Produce an exact copy of all the records.

## begin

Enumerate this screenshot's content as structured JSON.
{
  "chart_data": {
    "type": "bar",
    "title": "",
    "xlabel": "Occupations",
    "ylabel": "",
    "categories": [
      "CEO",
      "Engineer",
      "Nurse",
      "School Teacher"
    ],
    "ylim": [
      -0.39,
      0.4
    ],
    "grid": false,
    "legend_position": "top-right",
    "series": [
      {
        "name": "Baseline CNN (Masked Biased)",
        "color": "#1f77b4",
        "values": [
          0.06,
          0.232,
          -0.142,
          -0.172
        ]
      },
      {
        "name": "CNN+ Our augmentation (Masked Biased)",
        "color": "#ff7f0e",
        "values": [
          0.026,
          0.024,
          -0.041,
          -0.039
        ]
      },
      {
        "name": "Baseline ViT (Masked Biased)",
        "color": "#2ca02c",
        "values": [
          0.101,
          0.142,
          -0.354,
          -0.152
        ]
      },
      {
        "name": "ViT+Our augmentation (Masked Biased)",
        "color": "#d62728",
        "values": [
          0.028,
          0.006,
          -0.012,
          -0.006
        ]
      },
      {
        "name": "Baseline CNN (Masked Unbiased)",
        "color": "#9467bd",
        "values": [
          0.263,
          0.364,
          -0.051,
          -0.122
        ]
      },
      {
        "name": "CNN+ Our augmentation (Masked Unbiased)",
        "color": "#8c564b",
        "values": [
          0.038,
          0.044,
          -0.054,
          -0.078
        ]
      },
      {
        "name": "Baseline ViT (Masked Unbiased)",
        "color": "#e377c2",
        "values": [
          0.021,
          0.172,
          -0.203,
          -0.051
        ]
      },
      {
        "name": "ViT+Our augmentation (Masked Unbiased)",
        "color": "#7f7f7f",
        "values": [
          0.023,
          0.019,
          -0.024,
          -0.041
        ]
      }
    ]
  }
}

## end

§ Result of this exercise:
Enumerate this screenshot's content as structured JSON.
{
  "chart_data": {
    "type": "bar",
    "title": "",
    "xlabel": "Occupations",
    "ylabel": "",
    "categories": [
      "CEO",
      "Engineer",
      "Nurse",
      "School Teacher"
    ],
    "ylim": [
      -0.39,
      0.4
    ],
    "grid": false,
    "legend_position": "top-right",
    "series": [
      {
        "name": "Baseline CNN (Masked Biased)",
        "color": "#1f77b4",
        "values": [
          0.06,
          0.232,
          -0.142,
          -0.172
        ]
      },
      {
        "name": "CNN+ Our augmentation (Masked Biased)",
        "color": "#ff7f0e",
        "values": [
          0.026,
          0.024,
          -0.041,
          -0.039
        ]
      },
      {
        "name": "Baseline ViT (Masked Biased)",
        "color": "#2ca02c",
        "values": [
          0.101,
          0.142,
          -0.354,
          -0.152
        ]
      },
      {
        "name": "ViT+Our augmentation (Masked Biased)",
        "color": "#d62728",
        "values": [
          0.028,
          0.006,
          -0.012,
          -0.006
        ]
      },
      {
        "name": "Baseline CNN (Masked Unbiased)",
        "color": "#9467bd",
        "values": [
          0.263,
          0.364,
          -0.051,
          -0.122
        ]
      },
      {
        "name": "CNN+ Our augmentation (Masked Unbiased)",
        "color": "#8c564b",
        "values": [
          0.038,
          0.044,
          -0.054,
          -0.078
        ]
      },
      {
        "name": "Baseline ViT (Masked Unbiased)",
        "color": "#e377c2",
        "values": [
          0.021,
          0.172,
          -0.203,
          -0.051
        ]
      },
      {
        "name": "ViT+Our augmentation (Masked Unbiased)",
        "color": "#7f7f7f",
        "values": [
          0.023,
          0.019,
          -0.024,
          -0.041
        ]
      }
    ]
  }
}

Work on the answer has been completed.